Recorded data:
═══
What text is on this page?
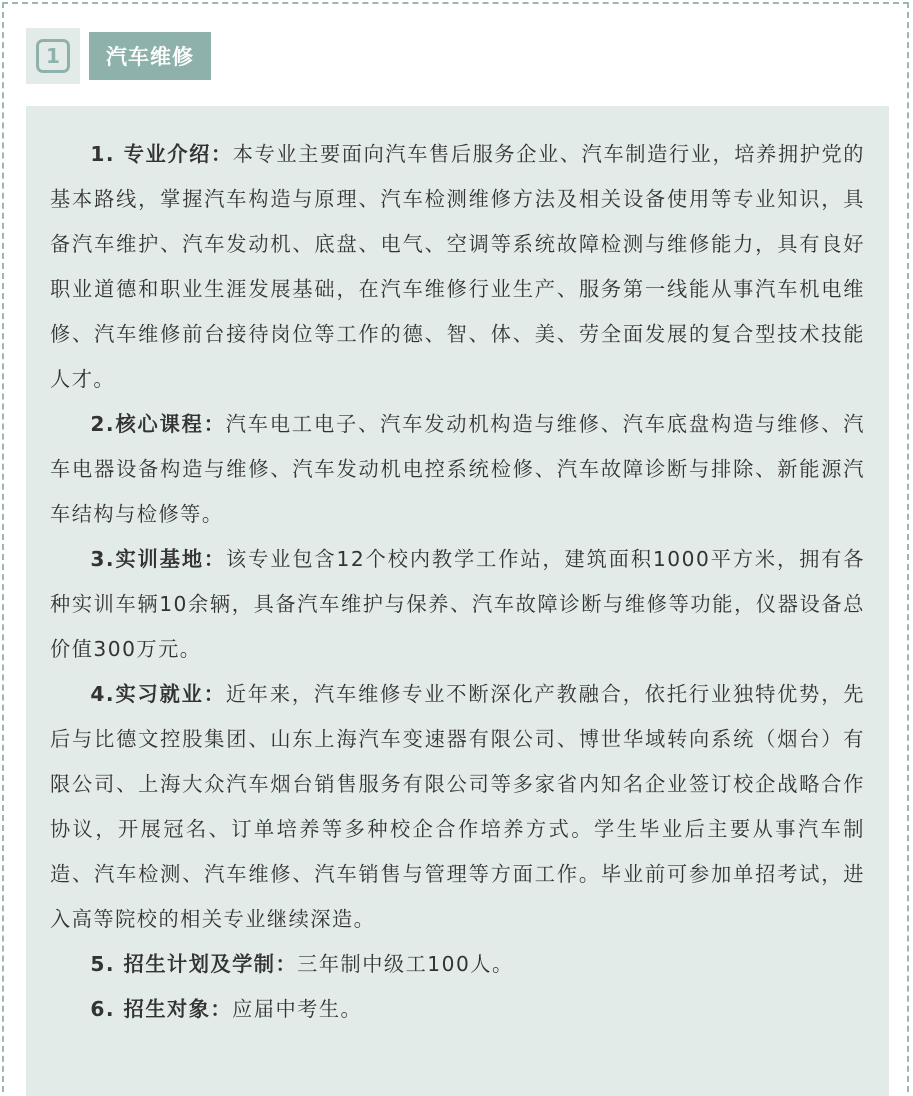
1	汽车维修

1. 专业介绍：本专业主要面向汽车售后服务企业、汽车制造行业，培养拥护党的基本路线，掌握汽车构造与原理、汽车检测维修方法及相关设备使用等专业知识，具备汽车维护、汽车发动机、底盘、电气、空调等系统故障检测与维修能力，具有良好职业道德和职业生涯发展基础，在汽车维修行业生产、服务第一线能从事汽车机电维修、汽车维修前台接待岗位等工作的德、智、体、美、劳全面发展的复合型技术技能人才。

2.核心课程：汽车电工电子、汽车发动机构造与维修、汽车底盘构造与维修、汽车电器设备构造与维修、汽车发动机电控系统检修、汽车故障诊断与排除、新能源汽车结构与检修等。

3.实训基地：该专业包含12个校内教学工作站，建筑面积1000平方米，拥有各种实训车辆10余辆，具备汽车维护与保养、汽车故障诊断与维修等功能，仪器设备总价值300万元。

4.实习就业：近年来，汽车维修专业不断深化产教融合，依托行业独特优势，先后与比德文控股集团、山东上海汽车变速器有限公司、博世华域转向系统（烟台）有限公司、上海大众汽车烟台销售服务有限公司等多家省内知名企业签订校企战略合作协议，开展冠名、订单培养等多种校企合作培养方式。学生毕业后主要从事汽车制造、汽车检测、汽车维修、汽车销售与管理等方面工作。毕业前可参加单招考试，进入高等院校的相关专业继续深造。

5. 招生计划及学制：三年制中级工100人。

6. 招生对象：应届中考生。
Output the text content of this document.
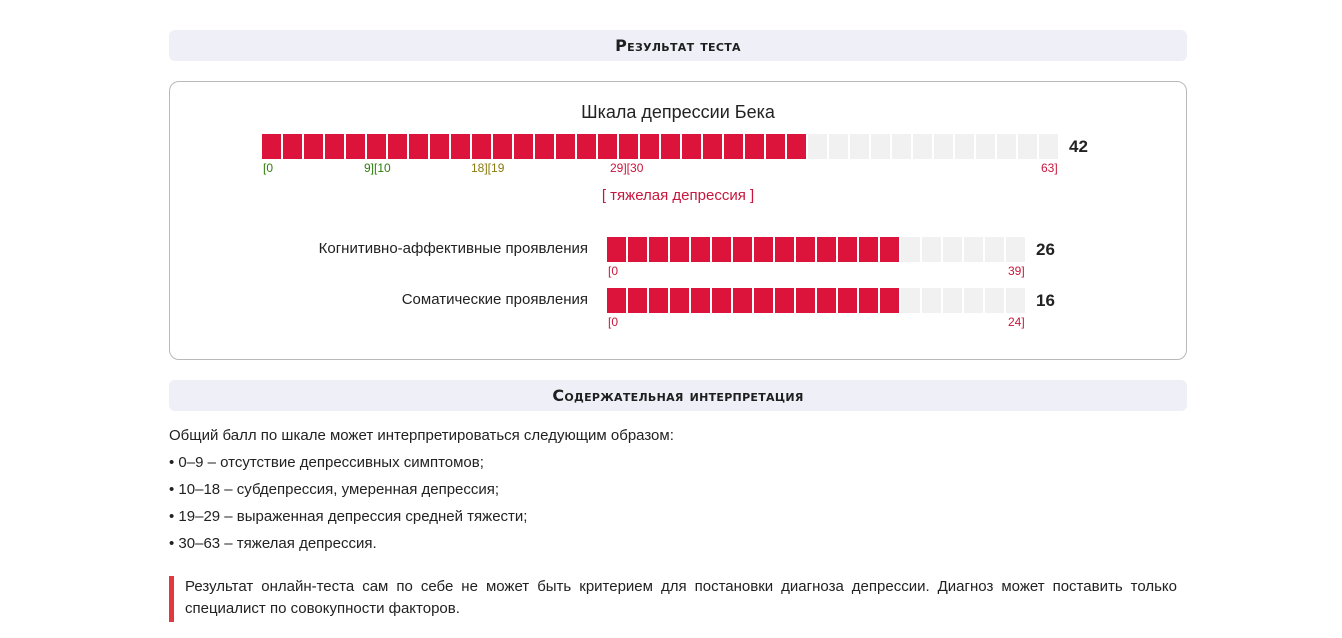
Результат теста
Шкала депрессии Бека
42
[0	9][10	18][19	29][30	63]
[ тяжелая депрессия ]
Когнитивно-аффективные проявления	26
[0	39]
Соматические проявления	16
[0	24]
Содержательная интерпретация

Общий балл по шкале может интерпретироваться следующим образом:

• 0–9 – отсутствие депрессивных симптомов;

• 10–18 – субдепрессия, умеренная депрессия;

• 19–29 – выраженная депрессия средней тяжести;

• 30–63 – тяжелая депрессия.

Результат онлайн-теста сам по себе не может быть критерием для постановки диагноза депрессии. Диагноз может поставить только специалист по совокупности факторов.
═══
WHAT IS NEEDED:
Copy all lines from the listing that contain "Результат".

ANSWER TO THIS EXERCISE:
Результат теста
Результат онлайн-теста сам по себе не может быть критерием для постановки диагноза депрессии. Диагноз может поставить только специалист по совокупности факторов.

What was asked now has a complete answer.